### REQUIREMENTS
Find how many lines contain the word "value" and state that number alone.

(Dataset entries)
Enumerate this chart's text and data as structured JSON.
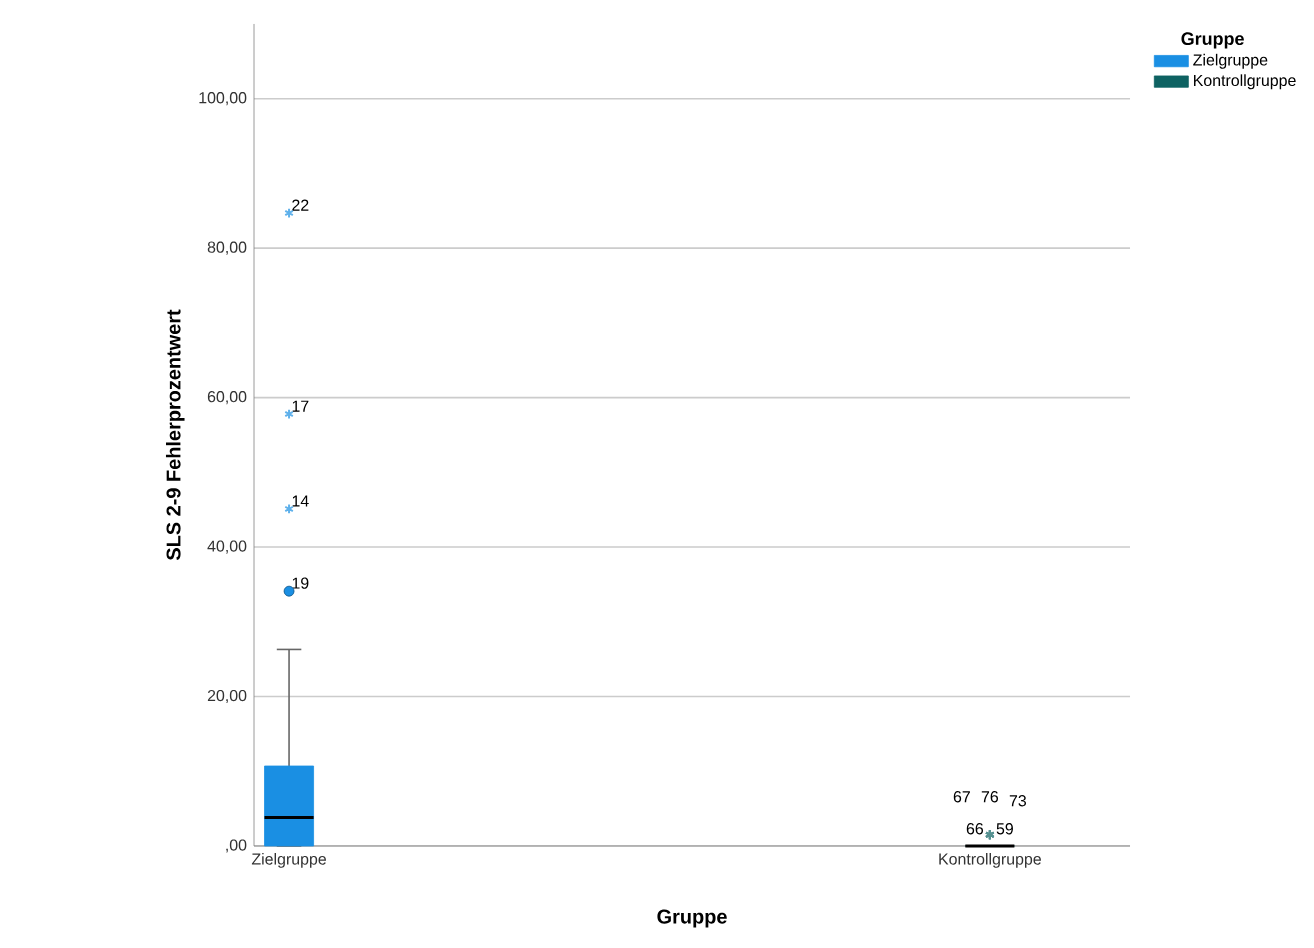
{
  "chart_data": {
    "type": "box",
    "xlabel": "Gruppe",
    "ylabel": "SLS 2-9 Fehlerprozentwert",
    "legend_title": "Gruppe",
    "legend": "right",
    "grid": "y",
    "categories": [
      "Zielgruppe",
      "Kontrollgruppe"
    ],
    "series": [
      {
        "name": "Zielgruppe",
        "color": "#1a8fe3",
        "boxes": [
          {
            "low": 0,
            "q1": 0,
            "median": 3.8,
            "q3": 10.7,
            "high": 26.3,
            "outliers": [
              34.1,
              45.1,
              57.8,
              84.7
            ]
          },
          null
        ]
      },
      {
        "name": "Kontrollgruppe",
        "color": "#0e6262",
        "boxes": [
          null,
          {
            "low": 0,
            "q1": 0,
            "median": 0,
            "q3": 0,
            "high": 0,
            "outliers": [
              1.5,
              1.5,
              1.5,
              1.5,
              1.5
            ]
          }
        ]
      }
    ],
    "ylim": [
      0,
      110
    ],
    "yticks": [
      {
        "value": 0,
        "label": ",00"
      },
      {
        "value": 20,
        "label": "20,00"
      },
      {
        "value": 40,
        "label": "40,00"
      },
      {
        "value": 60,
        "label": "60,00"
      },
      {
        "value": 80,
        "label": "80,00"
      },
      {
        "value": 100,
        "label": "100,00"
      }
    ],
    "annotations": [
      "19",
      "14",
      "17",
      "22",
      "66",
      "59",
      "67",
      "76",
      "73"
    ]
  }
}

### FINISHED ANSWER
6